### GOAL
Present every line in which the string "text" appears.

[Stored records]
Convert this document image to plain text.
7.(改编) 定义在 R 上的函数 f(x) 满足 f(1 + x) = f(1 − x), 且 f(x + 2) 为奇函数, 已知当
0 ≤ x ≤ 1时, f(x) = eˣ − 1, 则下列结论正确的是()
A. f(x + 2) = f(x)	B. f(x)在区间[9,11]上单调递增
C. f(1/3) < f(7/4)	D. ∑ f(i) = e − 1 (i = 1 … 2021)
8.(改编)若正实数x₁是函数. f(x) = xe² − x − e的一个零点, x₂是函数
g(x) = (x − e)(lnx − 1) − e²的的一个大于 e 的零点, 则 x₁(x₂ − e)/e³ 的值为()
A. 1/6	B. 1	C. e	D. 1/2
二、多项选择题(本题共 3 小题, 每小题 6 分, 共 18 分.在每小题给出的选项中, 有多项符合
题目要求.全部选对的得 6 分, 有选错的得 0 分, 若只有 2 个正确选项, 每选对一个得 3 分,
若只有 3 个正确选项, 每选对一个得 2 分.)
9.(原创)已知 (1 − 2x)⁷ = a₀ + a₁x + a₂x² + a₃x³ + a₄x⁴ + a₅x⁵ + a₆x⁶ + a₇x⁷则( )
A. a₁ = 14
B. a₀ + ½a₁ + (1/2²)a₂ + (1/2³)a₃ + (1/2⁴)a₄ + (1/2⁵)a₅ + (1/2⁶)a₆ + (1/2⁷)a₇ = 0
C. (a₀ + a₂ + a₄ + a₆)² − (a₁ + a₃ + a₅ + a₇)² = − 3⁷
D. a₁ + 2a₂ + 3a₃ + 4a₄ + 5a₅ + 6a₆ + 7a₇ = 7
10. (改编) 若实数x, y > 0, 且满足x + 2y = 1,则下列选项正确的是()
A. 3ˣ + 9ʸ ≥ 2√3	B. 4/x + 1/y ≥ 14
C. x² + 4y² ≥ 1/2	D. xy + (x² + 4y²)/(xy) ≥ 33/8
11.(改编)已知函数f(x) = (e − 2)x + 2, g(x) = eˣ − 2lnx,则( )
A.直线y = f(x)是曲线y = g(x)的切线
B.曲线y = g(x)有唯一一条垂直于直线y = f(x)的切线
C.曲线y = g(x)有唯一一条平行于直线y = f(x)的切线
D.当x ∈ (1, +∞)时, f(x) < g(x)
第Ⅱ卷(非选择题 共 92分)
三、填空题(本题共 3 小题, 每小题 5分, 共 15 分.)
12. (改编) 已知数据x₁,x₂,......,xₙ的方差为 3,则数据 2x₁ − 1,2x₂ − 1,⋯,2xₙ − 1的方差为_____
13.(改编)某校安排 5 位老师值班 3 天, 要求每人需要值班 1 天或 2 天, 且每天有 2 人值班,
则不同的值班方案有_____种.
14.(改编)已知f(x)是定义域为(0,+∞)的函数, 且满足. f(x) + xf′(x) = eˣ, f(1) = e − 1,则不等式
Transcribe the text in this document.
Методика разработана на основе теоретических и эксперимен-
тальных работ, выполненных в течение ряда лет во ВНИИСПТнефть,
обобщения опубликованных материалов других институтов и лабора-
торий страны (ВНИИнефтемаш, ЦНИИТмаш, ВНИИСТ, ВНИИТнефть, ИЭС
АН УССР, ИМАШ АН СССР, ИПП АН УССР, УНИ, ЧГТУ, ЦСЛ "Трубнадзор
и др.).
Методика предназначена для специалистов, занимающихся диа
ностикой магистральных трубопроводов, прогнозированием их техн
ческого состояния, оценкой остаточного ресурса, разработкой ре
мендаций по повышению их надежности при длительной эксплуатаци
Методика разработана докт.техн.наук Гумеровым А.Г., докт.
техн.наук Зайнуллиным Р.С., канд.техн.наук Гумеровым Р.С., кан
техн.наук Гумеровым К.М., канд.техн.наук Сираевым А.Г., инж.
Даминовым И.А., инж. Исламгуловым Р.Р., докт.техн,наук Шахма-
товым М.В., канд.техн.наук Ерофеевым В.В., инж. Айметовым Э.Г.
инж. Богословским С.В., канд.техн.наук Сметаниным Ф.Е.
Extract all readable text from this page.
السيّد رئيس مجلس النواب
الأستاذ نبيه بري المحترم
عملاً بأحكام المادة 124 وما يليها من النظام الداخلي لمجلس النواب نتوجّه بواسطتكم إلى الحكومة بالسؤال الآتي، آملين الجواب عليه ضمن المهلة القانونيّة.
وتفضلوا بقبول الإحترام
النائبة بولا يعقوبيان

### OUTPUT OF THE EXERCISE
Convert this document image to plain text.
Transcribe the text in this document.
Extract all readable text from this page.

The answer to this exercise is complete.